_WRITTEN TASK_
Output every line of the entries below exactly as it appears, leaving out the pictures.

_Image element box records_
☆ ☆ ☆ ☆ ☆ ☆ ☆

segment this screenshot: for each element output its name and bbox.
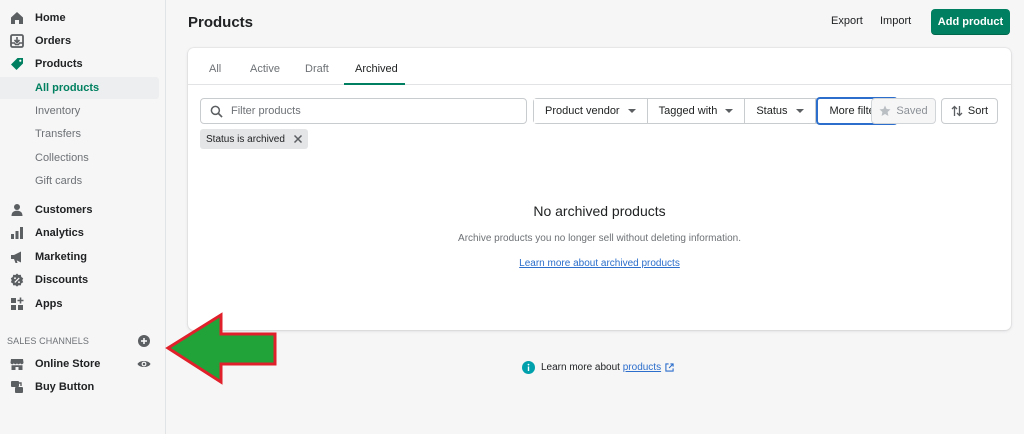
sidebar-item-label: Orders (35, 35, 72, 47)
orders-icon (10, 34, 24, 48)
sidebar-item-customers[interactable]: Customers (0, 199, 159, 221)
sidebar-item-analytics[interactable]: Analytics (0, 222, 159, 244)
footer-help: Learn more about products (522, 361, 674, 374)
sales-channels-label: SALES CHANNELS (7, 336, 89, 346)
megaphone-icon (10, 250, 24, 264)
tab-archived[interactable]: Archived (355, 63, 398, 75)
filter-group: Product vendor Tagged with Status More f… (533, 97, 898, 125)
tab-all[interactable]: All (209, 63, 221, 75)
tab-active[interactable]: Active (250, 63, 280, 75)
home-icon (10, 11, 24, 25)
sidebar-item-label: Home (35, 12, 66, 24)
sidebar-item-label: Buy Button (35, 381, 95, 393)
add-channel-icon[interactable] (138, 335, 150, 347)
empty-state-description: Archive products you no longer sell with… (458, 233, 741, 244)
eye-icon[interactable] (137, 358, 151, 370)
add-product-button[interactable]: Add product (931, 9, 1010, 35)
sidebar-item-transfers[interactable]: Transfers (0, 123, 159, 145)
tab-bar: All Active Draft Archived (188, 48, 1011, 85)
annotation-arrow (165, 312, 277, 385)
sidebar-item-label: Customers (35, 204, 93, 216)
sidebar-item-collections[interactable]: Collections (0, 147, 159, 169)
tag-label: Status is archived (206, 133, 285, 145)
applied-filter-tag: Status is archived (200, 129, 308, 149)
sidebar-item-label: Analytics (35, 227, 84, 239)
products-help-link[interactable]: products (623, 362, 661, 373)
sidebar: Home Orders Products All products Invent… (0, 0, 166, 434)
bar-chart-icon (10, 226, 24, 240)
page-title: Products (188, 14, 254, 31)
status-filter[interactable]: Status (745, 99, 816, 123)
sidebar-item-online-store[interactable]: Online Store (0, 353, 159, 375)
external-link-icon (665, 363, 674, 372)
filter-label: Status (756, 105, 788, 117)
empty-state-title: No archived products (533, 203, 666, 219)
sidebar-item-buy-button[interactable]: Buy Button (0, 376, 159, 398)
sidebar-item-label: Products (35, 58, 83, 70)
sidebar-item-home[interactable]: Home (0, 7, 159, 29)
sidebar-item-label: Online Store (35, 358, 101, 370)
search-input[interactable] (231, 105, 511, 117)
sidebar-item-products[interactable]: Products (0, 53, 159, 75)
learn-more-archived-link[interactable]: Learn more about archived products (519, 258, 680, 269)
active-tab-indicator (344, 83, 405, 85)
remove-filter-icon[interactable] (292, 133, 304, 145)
products-card: All Active Draft Archived Product vendor… (188, 48, 1011, 330)
info-icon (522, 361, 535, 374)
sort-button[interactable]: Sort (941, 98, 998, 124)
store-icon (10, 357, 24, 371)
sort-icon (951, 105, 963, 117)
sidebar-item-label: Marketing (35, 251, 87, 263)
import-button[interactable]: Import (880, 15, 911, 27)
sidebar-item-discounts[interactable]: Discounts (0, 269, 159, 291)
tagged-with-filter[interactable]: Tagged with (647, 99, 746, 123)
tab-draft[interactable]: Draft (305, 63, 329, 75)
search-field[interactable] (200, 98, 527, 124)
search-icon (210, 105, 223, 118)
export-button[interactable]: Export (831, 15, 863, 27)
product-vendor-filter[interactable]: Product vendor (534, 99, 648, 123)
sidebar-item-inventory[interactable]: Inventory (0, 100, 159, 122)
buy-button-icon (10, 380, 24, 394)
filter-label: Tagged with (658, 105, 718, 117)
saved-label: Saved (896, 105, 928, 117)
saved-button[interactable]: Saved (871, 98, 936, 124)
filter-label: Product vendor (545, 105, 620, 117)
tag-icon (10, 57, 24, 71)
discount-icon (10, 273, 24, 287)
sidebar-item-apps[interactable]: Apps (0, 293, 159, 315)
sidebar-item-label: Discounts (35, 274, 89, 286)
sidebar-item-marketing[interactable]: Marketing (0, 246, 159, 268)
sidebar-item-orders[interactable]: Orders (0, 30, 159, 52)
caret-down-icon (725, 109, 734, 113)
apps-icon (10, 297, 24, 311)
footer-text: Learn more about (541, 362, 620, 373)
person-icon (10, 203, 24, 217)
sidebar-item-label: Apps (35, 298, 63, 310)
caret-down-icon (627, 109, 636, 113)
caret-down-icon (795, 109, 804, 113)
sidebar-item-all-products[interactable]: All products (0, 77, 159, 99)
sort-label: Sort (967, 105, 989, 117)
sidebar-item-gift-cards[interactable]: Gift cards (0, 170, 159, 192)
star-icon (879, 105, 891, 116)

☆ ☆ ☆ ☆ ☆ ☆ ☆

_TASK RESULT_
segment this screenshot: for each element output its name and bbox.
sidebar-item-label: Orders (35, 35, 72, 47)
orders-icon (10, 34, 24, 48)
sidebar-item-customers[interactable]: Customers (0, 199, 159, 221)
sidebar-item-analytics[interactable]: Analytics (0, 222, 159, 244)
footer-help: Learn more about products (522, 361, 674, 374)
sales-channels-label: SALES CHANNELS (7, 336, 89, 346)
megaphone-icon (10, 250, 24, 264)
tab-archived[interactable]: Archived (355, 63, 398, 75)
filter-group: Product vendor Tagged with Status More f… (533, 97, 898, 125)
tab-all[interactable]: All (209, 63, 221, 75)
tab-active[interactable]: Active (250, 63, 280, 75)
home-icon (10, 11, 24, 25)
sidebar-item-label: Home (35, 12, 66, 24)
sidebar-item-label: Buy Button (35, 381, 95, 393)
add-channel-icon[interactable] (138, 335, 150, 347)
empty-state-description: Archive products you no longer sell with… (458, 233, 741, 244)
eye-icon[interactable] (137, 358, 151, 370)
add-product-button[interactable]: Add product (931, 9, 1010, 35)
sidebar-item-transfers[interactable]: Transfers (0, 123, 159, 145)
tab-bar: All Active Draft Archived (188, 48, 1011, 85)
annotation-arrow (165, 312, 277, 385)
sidebar-item-label: Customers (35, 204, 93, 216)
sidebar-item-collections[interactable]: Collections (0, 147, 159, 169)
tag-label: Status is archived (206, 133, 285, 145)
applied-filter-tag: Status is archived (200, 129, 308, 149)
sidebar-item-label: Analytics (35, 227, 84, 239)
products-help-link[interactable]: products (623, 362, 661, 373)
sidebar: Home Orders Products All products Invent… (0, 0, 166, 434)
bar-chart-icon (10, 226, 24, 240)
page-title: Products (188, 14, 254, 31)
status-filter[interactable]: Status (745, 99, 816, 123)
sidebar-item-online-store[interactable]: Online Store (0, 353, 159, 375)
external-link-icon (665, 363, 674, 372)
filter-label: Status (756, 105, 788, 117)
empty-state-title: No archived products (533, 203, 666, 219)
sidebar-item-buy-button[interactable]: Buy Button (0, 376, 159, 398)
sidebar-item-label: Products (35, 58, 83, 70)
sidebar-item-home[interactable]: Home (0, 7, 159, 29)
sidebar-item-label: Online Store (35, 358, 101, 370)
search-input[interactable] (231, 105, 511, 117)
sidebar-item-products[interactable]: Products (0, 53, 159, 75)
learn-more-archived-link[interactable]: Learn more about archived products (519, 258, 680, 269)
active-tab-indicator (344, 83, 405, 85)
remove-filter-icon[interactable] (292, 133, 304, 145)
products-card: All Active Draft Archived Product vendor… (188, 48, 1011, 330)
info-icon (522, 361, 535, 374)
sort-button[interactable]: Sort (941, 98, 998, 124)
store-icon (10, 357, 24, 371)
sort-icon (951, 105, 963, 117)
sidebar-item-label: Marketing (35, 251, 87, 263)
import-button[interactable]: Import (880, 15, 911, 27)
sidebar-item-discounts[interactable]: Discounts (0, 269, 159, 291)
tagged-with-filter[interactable]: Tagged with (647, 99, 746, 123)
tab-draft[interactable]: Draft (305, 63, 329, 75)
search-field[interactable] (200, 98, 527, 124)
search-icon (210, 105, 223, 118)
export-button[interactable]: Export (831, 15, 863, 27)
product-vendor-filter[interactable]: Product vendor (534, 99, 648, 123)
sidebar-item-inventory[interactable]: Inventory (0, 100, 159, 122)
buy-button-icon (10, 380, 24, 394)
filter-label: Tagged with (658, 105, 718, 117)
saved-label: Saved (896, 105, 928, 117)
saved-button[interactable]: Saved (871, 98, 936, 124)
filter-label: Product vendor (545, 105, 620, 117)
tag-icon (10, 57, 24, 71)
discount-icon (10, 273, 24, 287)
sidebar-item-apps[interactable]: Apps (0, 293, 159, 315)
sidebar-item-label: Discounts (35, 274, 89, 286)
sidebar-item-marketing[interactable]: Marketing (0, 246, 159, 268)
sidebar-item-orders[interactable]: Orders (0, 30, 159, 52)
caret-down-icon (725, 109, 734, 113)
apps-icon (10, 297, 24, 311)
footer-text: Learn more about (541, 362, 620, 373)
person-icon (10, 203, 24, 217)
sidebar-item-label: Apps (35, 298, 63, 310)
caret-down-icon (627, 109, 636, 113)
caret-down-icon (795, 109, 804, 113)
sidebar-item-all-products[interactable]: All products (0, 77, 159, 99)
sort-label: Sort (967, 105, 989, 117)
sidebar-item-gift-cards[interactable]: Gift cards (0, 170, 159, 192)
star-icon (879, 105, 891, 116)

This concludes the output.